SHORT EXERCISE: Lift out each line of the data that holds "screenshot".

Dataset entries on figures

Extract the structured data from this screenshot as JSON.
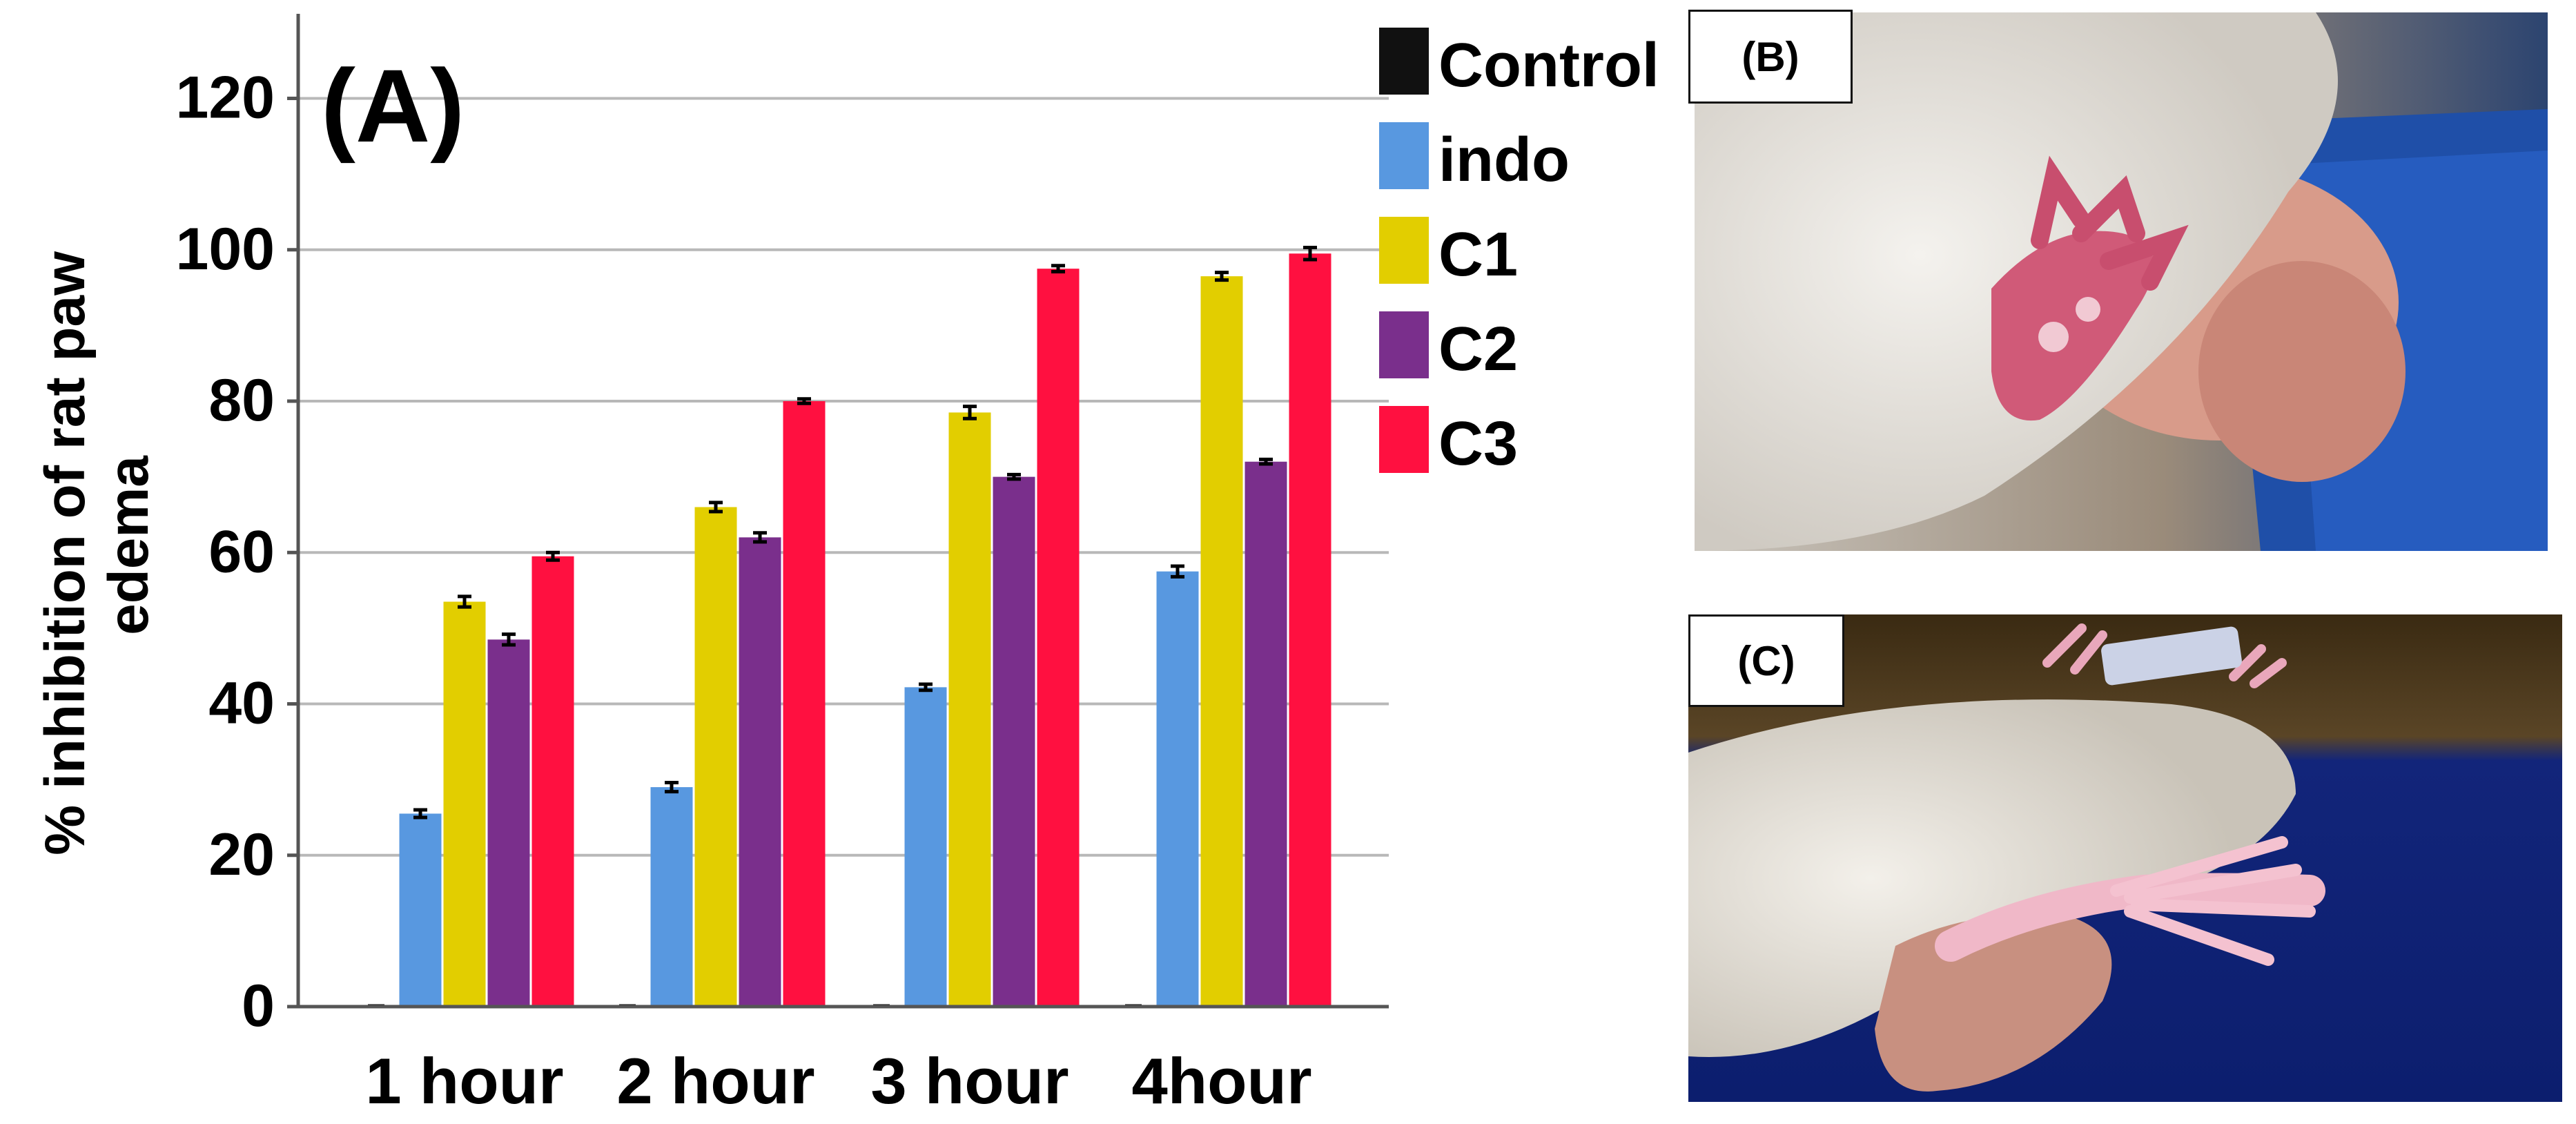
{
  "panels": {
    "a_label": "(A)",
    "b_label": "(B)",
    "c_label": "(C)"
  },
  "chart_data": {
    "type": "bar",
    "title": "",
    "xlabel": "",
    "ylabel": "% inhibition of rat paw edema",
    "ylim": [
      0,
      133
    ],
    "yticks": [
      0,
      20,
      40,
      60,
      80,
      100,
      120
    ],
    "grid": true,
    "legend_position": "right, outside plot area",
    "categories": [
      "1 hour",
      "2 hour",
      "3 hour",
      "4hour"
    ],
    "series": [
      {
        "name": "Control",
        "color": "#111111",
        "values": [
          0,
          0,
          0,
          0
        ],
        "errors": [
          0,
          0,
          0,
          0
        ]
      },
      {
        "name": "indo",
        "color": "#5898E0",
        "values": [
          25.5,
          29,
          42.2,
          57.5
        ],
        "errors": [
          0.5,
          0.6,
          0.4,
          0.7
        ]
      },
      {
        "name": "C1",
        "color": "#E2CE00",
        "values": [
          53.5,
          66,
          78.5,
          96.5
        ],
        "errors": [
          0.7,
          0.6,
          0.8,
          0.5
        ]
      },
      {
        "name": "C2",
        "color": "#7A2F8C",
        "values": [
          48.5,
          62,
          70,
          72
        ],
        "errors": [
          0.7,
          0.6,
          0.3,
          0.3
        ]
      },
      {
        "name": "C3",
        "color": "#FF1040",
        "values": [
          59.5,
          80,
          97.5,
          99.5
        ],
        "errors": [
          0.5,
          0.3,
          0.4,
          0.8
        ]
      }
    ]
  }
}
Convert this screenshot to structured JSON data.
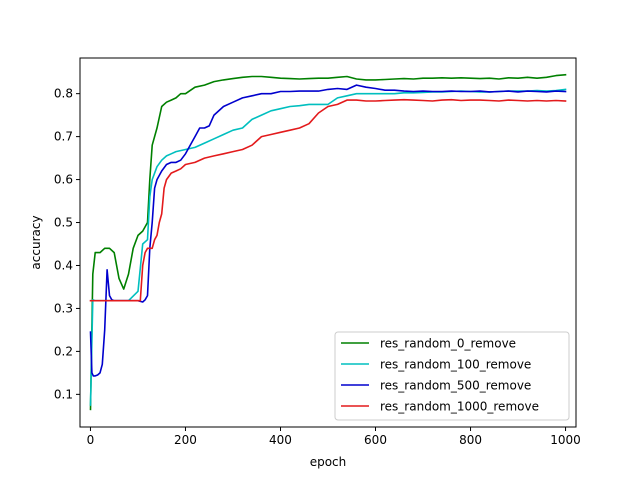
{
  "chart_data": {
    "type": "line",
    "xlabel": "epoch",
    "ylabel": "accuracy",
    "xlim": [
      -22,
      1022
    ],
    "ylim": [
      0.024,
      0.883
    ],
    "xticks": [
      0,
      200,
      400,
      600,
      800,
      1000
    ],
    "yticks": [
      0.1,
      0.2,
      0.3,
      0.4,
      0.5,
      0.6,
      0.7,
      0.8
    ],
    "grid": false,
    "legend_position": "lower-right",
    "series": [
      {
        "name": "res_random_0_remove",
        "color": "#008000",
        "x": [
          0,
          5,
          10,
          20,
          30,
          40,
          50,
          60,
          70,
          80,
          90,
          100,
          110,
          120,
          125,
          130,
          140,
          150,
          160,
          170,
          180,
          190,
          200,
          220,
          240,
          260,
          280,
          300,
          320,
          340,
          360,
          380,
          400,
          420,
          440,
          460,
          480,
          500,
          520,
          540,
          560,
          580,
          600,
          620,
          640,
          660,
          680,
          700,
          720,
          740,
          760,
          780,
          800,
          820,
          840,
          860,
          880,
          900,
          920,
          940,
          960,
          980,
          1000
        ],
        "y": [
          0.065,
          0.38,
          0.43,
          0.43,
          0.44,
          0.44,
          0.43,
          0.37,
          0.345,
          0.38,
          0.44,
          0.47,
          0.48,
          0.5,
          0.6,
          0.68,
          0.72,
          0.77,
          0.78,
          0.785,
          0.79,
          0.8,
          0.8,
          0.815,
          0.82,
          0.828,
          0.832,
          0.835,
          0.838,
          0.84,
          0.84,
          0.838,
          0.836,
          0.835,
          0.834,
          0.835,
          0.836,
          0.836,
          0.838,
          0.84,
          0.834,
          0.832,
          0.832,
          0.833,
          0.834,
          0.835,
          0.834,
          0.836,
          0.836,
          0.837,
          0.836,
          0.837,
          0.836,
          0.835,
          0.836,
          0.834,
          0.837,
          0.836,
          0.838,
          0.836,
          0.838,
          0.842,
          0.844
        ]
      },
      {
        "name": "res_random_100_remove",
        "color": "#00bfbf",
        "x": [
          0,
          5,
          10,
          20,
          40,
          60,
          80,
          100,
          110,
          120,
          125,
          130,
          140,
          150,
          160,
          170,
          180,
          200,
          220,
          240,
          260,
          280,
          300,
          320,
          340,
          360,
          380,
          400,
          420,
          440,
          460,
          480,
          500,
          520,
          540,
          560,
          580,
          600,
          620,
          640,
          660,
          680,
          700,
          720,
          740,
          760,
          780,
          800,
          820,
          840,
          860,
          880,
          900,
          920,
          940,
          960,
          980,
          1000
        ],
        "y": [
          0.075,
          0.32,
          0.318,
          0.318,
          0.318,
          0.318,
          0.318,
          0.34,
          0.45,
          0.46,
          0.56,
          0.6,
          0.63,
          0.645,
          0.655,
          0.66,
          0.665,
          0.67,
          0.675,
          0.685,
          0.695,
          0.705,
          0.715,
          0.72,
          0.74,
          0.75,
          0.76,
          0.765,
          0.77,
          0.772,
          0.775,
          0.775,
          0.775,
          0.79,
          0.795,
          0.8,
          0.8,
          0.8,
          0.8,
          0.8,
          0.802,
          0.802,
          0.803,
          0.804,
          0.804,
          0.805,
          0.806,
          0.805,
          0.804,
          0.804,
          0.805,
          0.806,
          0.806,
          0.806,
          0.807,
          0.806,
          0.807,
          0.81
        ]
      },
      {
        "name": "res_random_500_remove",
        "color": "#0000cd",
        "x": [
          0,
          3,
          6,
          10,
          15,
          20,
          25,
          30,
          35,
          40,
          45,
          50,
          60,
          80,
          100,
          110,
          115,
          120,
          125,
          130,
          135,
          140,
          150,
          160,
          170,
          180,
          190,
          200,
          210,
          220,
          230,
          240,
          250,
          260,
          280,
          300,
          320,
          340,
          360,
          380,
          400,
          420,
          440,
          460,
          480,
          500,
          520,
          540,
          560,
          580,
          600,
          620,
          640,
          660,
          680,
          700,
          720,
          740,
          760,
          780,
          800,
          820,
          840,
          860,
          880,
          900,
          920,
          940,
          960,
          980,
          1000
        ],
        "y": [
          0.245,
          0.15,
          0.143,
          0.143,
          0.145,
          0.15,
          0.17,
          0.25,
          0.39,
          0.33,
          0.32,
          0.318,
          0.318,
          0.318,
          0.318,
          0.315,
          0.32,
          0.33,
          0.44,
          0.5,
          0.58,
          0.6,
          0.62,
          0.635,
          0.64,
          0.64,
          0.645,
          0.66,
          0.68,
          0.7,
          0.72,
          0.72,
          0.725,
          0.75,
          0.77,
          0.78,
          0.79,
          0.795,
          0.8,
          0.8,
          0.805,
          0.805,
          0.806,
          0.806,
          0.806,
          0.81,
          0.812,
          0.81,
          0.82,
          0.815,
          0.812,
          0.808,
          0.808,
          0.806,
          0.805,
          0.806,
          0.805,
          0.805,
          0.806,
          0.805,
          0.805,
          0.806,
          0.804,
          0.805,
          0.806,
          0.804,
          0.806,
          0.805,
          0.804,
          0.806,
          0.805
        ]
      },
      {
        "name": "res_random_1000_remove",
        "color": "#e31a1c",
        "x": [
          0,
          10,
          20,
          40,
          60,
          80,
          90,
          95,
          100,
          105,
          110,
          115,
          120,
          125,
          130,
          135,
          140,
          145,
          150,
          155,
          160,
          170,
          180,
          190,
          200,
          220,
          240,
          260,
          280,
          300,
          320,
          340,
          360,
          380,
          400,
          420,
          440,
          460,
          480,
          500,
          520,
          540,
          560,
          580,
          600,
          620,
          640,
          660,
          680,
          700,
          720,
          740,
          760,
          780,
          800,
          820,
          840,
          860,
          880,
          900,
          920,
          940,
          960,
          980,
          1000
        ],
        "y": [
          0.318,
          0.318,
          0.318,
          0.318,
          0.318,
          0.318,
          0.318,
          0.318,
          0.318,
          0.318,
          0.4,
          0.43,
          0.44,
          0.44,
          0.44,
          0.46,
          0.47,
          0.5,
          0.52,
          0.58,
          0.6,
          0.615,
          0.62,
          0.625,
          0.635,
          0.64,
          0.65,
          0.655,
          0.66,
          0.665,
          0.67,
          0.68,
          0.7,
          0.705,
          0.71,
          0.715,
          0.72,
          0.73,
          0.755,
          0.77,
          0.775,
          0.785,
          0.785,
          0.783,
          0.783,
          0.784,
          0.785,
          0.786,
          0.785,
          0.784,
          0.783,
          0.785,
          0.786,
          0.784,
          0.785,
          0.785,
          0.784,
          0.783,
          0.785,
          0.784,
          0.783,
          0.784,
          0.783,
          0.784,
          0.783
        ]
      }
    ]
  }
}
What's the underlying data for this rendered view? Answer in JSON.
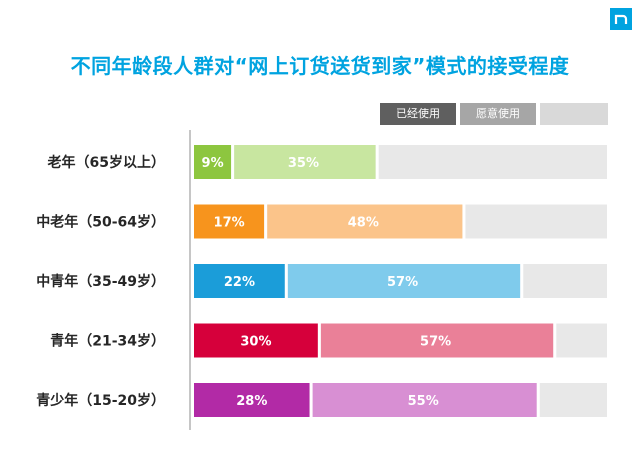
{
  "title": "不同年龄段人群对“网上订货送货到家”模式的接受程度",
  "logo": "nielsen-logo-icon",
  "legend": {
    "used": "已经使用",
    "willing": "愿意使用"
  },
  "colors": {
    "title": "#00a3e0",
    "rest": "#e8e8e8"
  },
  "chart_data": {
    "type": "bar",
    "orientation": "horizontal",
    "stacked": true,
    "categories": [
      "老年（65岁以上）",
      "中老年（50-64岁）",
      "中青年（35-49岁）",
      "青年（21-34岁）",
      "青少年（15-20岁）"
    ],
    "series": [
      {
        "name": "已经使用",
        "values": [
          9,
          17,
          22,
          30,
          28
        ],
        "colors": [
          "#8dc63f",
          "#f7941d",
          "#1b9dd9",
          "#d6003b",
          "#b22aa6"
        ]
      },
      {
        "name": "愿意使用",
        "values": [
          35,
          48,
          57,
          57,
          55
        ],
        "colors": [
          "#c8e6a0",
          "#fbc48a",
          "#7fcbec",
          "#ea8098",
          "#d88fd3"
        ]
      }
    ],
    "xlim": [
      0,
      100
    ],
    "value_labels": [
      [
        "9%",
        "35%"
      ],
      [
        "17%",
        "48%"
      ],
      [
        "22%",
        "57%"
      ],
      [
        "30%",
        "57%"
      ],
      [
        "28%",
        "55%"
      ]
    ]
  }
}
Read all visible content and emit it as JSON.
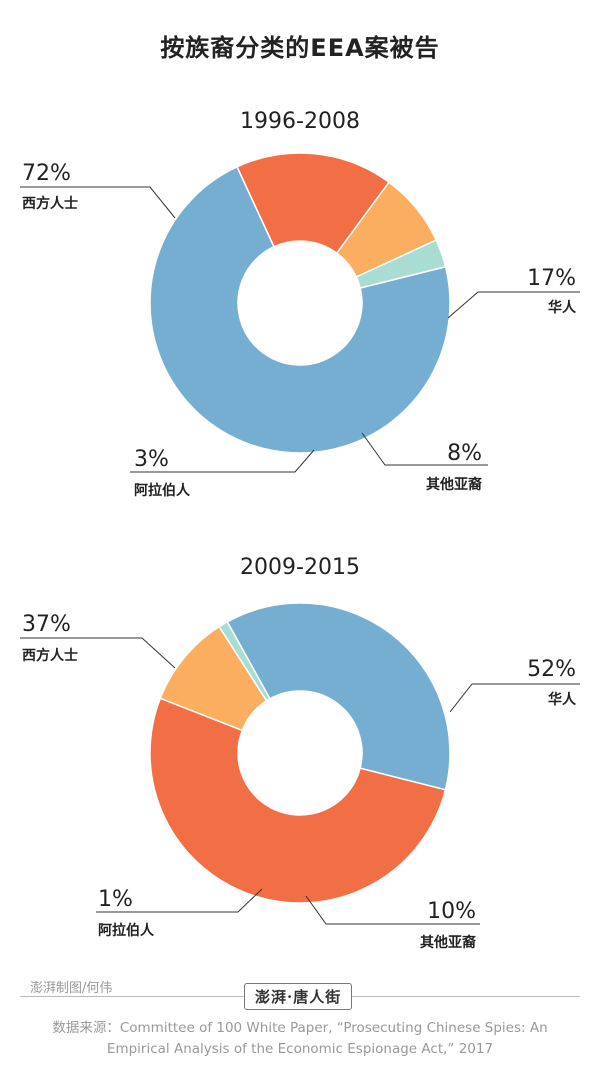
{
  "title": "按族裔分类的EEA案被告",
  "chart_data": [
    {
      "type": "pie",
      "title": "1996-2008",
      "categories": [
        "西方人士",
        "华人",
        "其他亚裔",
        "阿拉伯人"
      ],
      "values": [
        72,
        17,
        8,
        3
      ],
      "labels": [
        "72%",
        "17%",
        "8%",
        "3%"
      ],
      "colors": [
        "#76aed2",
        "#f26e45",
        "#fbad60",
        "#a9dcd3"
      ]
    },
    {
      "type": "pie",
      "title": "2009-2015",
      "categories": [
        "西方人士",
        "华人",
        "其他亚裔",
        "阿拉伯人"
      ],
      "values": [
        37,
        52,
        10,
        1
      ],
      "labels": [
        "37%",
        "52%",
        "10%",
        "1%"
      ],
      "colors": [
        "#76aed2",
        "#f26e45",
        "#fbad60",
        "#a9dcd3"
      ]
    }
  ],
  "footer": {
    "credit": "澎湃制图/何伟",
    "logo": "澎湃·唐人街",
    "source": "数据来源：Committee of 100 White Paper, “Prosecuting Chinese Spies: An Empirical Analysis of the Economic Espionage Act,” 2017"
  }
}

FULL SOLUTION:
Extract the structured data from this screenshot as JSON.
Convert this screenshot to structured JSON data.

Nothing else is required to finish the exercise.